### Exercise instructions
Only lines with the string "μεριμνά" matter here; gather them from the material below.

### Source data

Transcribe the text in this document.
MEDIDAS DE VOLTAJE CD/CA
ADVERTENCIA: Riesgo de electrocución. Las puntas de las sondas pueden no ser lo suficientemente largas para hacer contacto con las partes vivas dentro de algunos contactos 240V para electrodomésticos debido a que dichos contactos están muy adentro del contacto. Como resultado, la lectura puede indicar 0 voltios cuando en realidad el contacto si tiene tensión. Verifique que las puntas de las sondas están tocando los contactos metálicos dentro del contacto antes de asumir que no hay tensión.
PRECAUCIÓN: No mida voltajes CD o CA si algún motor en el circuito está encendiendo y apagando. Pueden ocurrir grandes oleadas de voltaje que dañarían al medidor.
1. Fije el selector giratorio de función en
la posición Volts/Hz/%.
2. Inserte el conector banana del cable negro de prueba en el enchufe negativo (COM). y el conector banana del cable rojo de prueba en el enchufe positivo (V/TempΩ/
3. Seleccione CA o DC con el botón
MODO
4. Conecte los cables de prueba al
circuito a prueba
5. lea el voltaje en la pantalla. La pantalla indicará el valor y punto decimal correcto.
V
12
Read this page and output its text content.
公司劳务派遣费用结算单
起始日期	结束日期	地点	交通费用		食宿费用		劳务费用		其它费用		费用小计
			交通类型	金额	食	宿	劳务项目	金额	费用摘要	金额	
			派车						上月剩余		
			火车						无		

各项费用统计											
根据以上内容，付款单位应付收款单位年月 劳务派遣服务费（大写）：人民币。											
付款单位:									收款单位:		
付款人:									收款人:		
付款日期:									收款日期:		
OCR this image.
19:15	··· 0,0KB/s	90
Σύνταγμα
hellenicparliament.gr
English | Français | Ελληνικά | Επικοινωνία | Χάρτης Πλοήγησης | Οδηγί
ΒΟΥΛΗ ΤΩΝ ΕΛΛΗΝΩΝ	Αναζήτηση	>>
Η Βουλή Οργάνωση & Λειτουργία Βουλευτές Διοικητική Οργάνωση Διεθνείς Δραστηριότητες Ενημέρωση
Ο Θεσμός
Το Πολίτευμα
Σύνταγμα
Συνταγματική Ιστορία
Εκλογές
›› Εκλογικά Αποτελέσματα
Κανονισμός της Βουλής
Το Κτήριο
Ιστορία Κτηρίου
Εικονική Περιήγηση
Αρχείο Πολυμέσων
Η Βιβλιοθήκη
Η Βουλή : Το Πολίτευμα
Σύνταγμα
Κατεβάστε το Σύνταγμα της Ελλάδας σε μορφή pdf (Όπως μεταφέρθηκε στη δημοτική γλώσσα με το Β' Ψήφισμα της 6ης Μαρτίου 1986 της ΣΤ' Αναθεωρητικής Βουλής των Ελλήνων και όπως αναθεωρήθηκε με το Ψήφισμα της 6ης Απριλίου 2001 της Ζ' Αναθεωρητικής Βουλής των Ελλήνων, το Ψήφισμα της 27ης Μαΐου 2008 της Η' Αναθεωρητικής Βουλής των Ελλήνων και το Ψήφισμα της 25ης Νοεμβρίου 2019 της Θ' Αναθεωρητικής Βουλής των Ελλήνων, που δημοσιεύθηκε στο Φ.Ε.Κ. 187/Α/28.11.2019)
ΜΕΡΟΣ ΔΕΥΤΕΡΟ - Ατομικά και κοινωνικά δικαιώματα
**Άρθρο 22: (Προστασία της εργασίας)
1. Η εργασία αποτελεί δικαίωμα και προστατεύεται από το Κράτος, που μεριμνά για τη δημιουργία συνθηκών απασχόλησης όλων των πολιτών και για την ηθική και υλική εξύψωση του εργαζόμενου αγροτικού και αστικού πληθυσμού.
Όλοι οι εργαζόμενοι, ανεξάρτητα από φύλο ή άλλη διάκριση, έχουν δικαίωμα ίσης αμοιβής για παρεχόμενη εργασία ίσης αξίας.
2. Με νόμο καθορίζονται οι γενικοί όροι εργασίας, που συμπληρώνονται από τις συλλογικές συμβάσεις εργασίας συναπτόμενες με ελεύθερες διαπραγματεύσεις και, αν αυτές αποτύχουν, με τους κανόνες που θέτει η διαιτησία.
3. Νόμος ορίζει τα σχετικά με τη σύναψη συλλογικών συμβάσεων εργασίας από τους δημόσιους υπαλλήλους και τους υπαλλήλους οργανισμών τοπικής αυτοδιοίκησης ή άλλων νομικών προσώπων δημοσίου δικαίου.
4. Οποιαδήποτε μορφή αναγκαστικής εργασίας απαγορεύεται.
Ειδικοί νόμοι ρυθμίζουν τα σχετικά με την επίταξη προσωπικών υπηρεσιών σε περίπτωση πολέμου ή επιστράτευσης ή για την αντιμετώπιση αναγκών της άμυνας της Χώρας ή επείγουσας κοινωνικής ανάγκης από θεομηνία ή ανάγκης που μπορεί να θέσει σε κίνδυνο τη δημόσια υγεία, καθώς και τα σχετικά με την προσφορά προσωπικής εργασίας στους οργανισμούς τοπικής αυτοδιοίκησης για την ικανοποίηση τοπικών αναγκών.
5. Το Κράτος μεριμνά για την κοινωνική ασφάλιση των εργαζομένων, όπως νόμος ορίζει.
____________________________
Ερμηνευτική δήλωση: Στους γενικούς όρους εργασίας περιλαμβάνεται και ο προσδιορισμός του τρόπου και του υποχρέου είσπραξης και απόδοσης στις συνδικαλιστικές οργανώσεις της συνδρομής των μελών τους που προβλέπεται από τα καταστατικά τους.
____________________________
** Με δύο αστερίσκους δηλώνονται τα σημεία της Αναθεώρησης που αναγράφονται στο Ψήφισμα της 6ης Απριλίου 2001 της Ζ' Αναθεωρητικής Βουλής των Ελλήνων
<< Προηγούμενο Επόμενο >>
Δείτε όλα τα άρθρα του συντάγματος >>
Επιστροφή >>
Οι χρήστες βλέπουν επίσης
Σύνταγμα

### Answer to the exercise
1. Η εργασία αποτελεί δικαίωμα και προστατεύεται από το Κράτος, που μεριμνά για τη δημιουργία συνθηκών απασχόλησης όλων των πολιτών και για την ηθική και υλική εξύψωση του εργαζόμενου αγροτικού και αστικού πληθυσμού.
5. Το Κράτος μεριμνά για την κοινωνική ασφάλιση των εργαζομένων, όπως νόμος ορίζει.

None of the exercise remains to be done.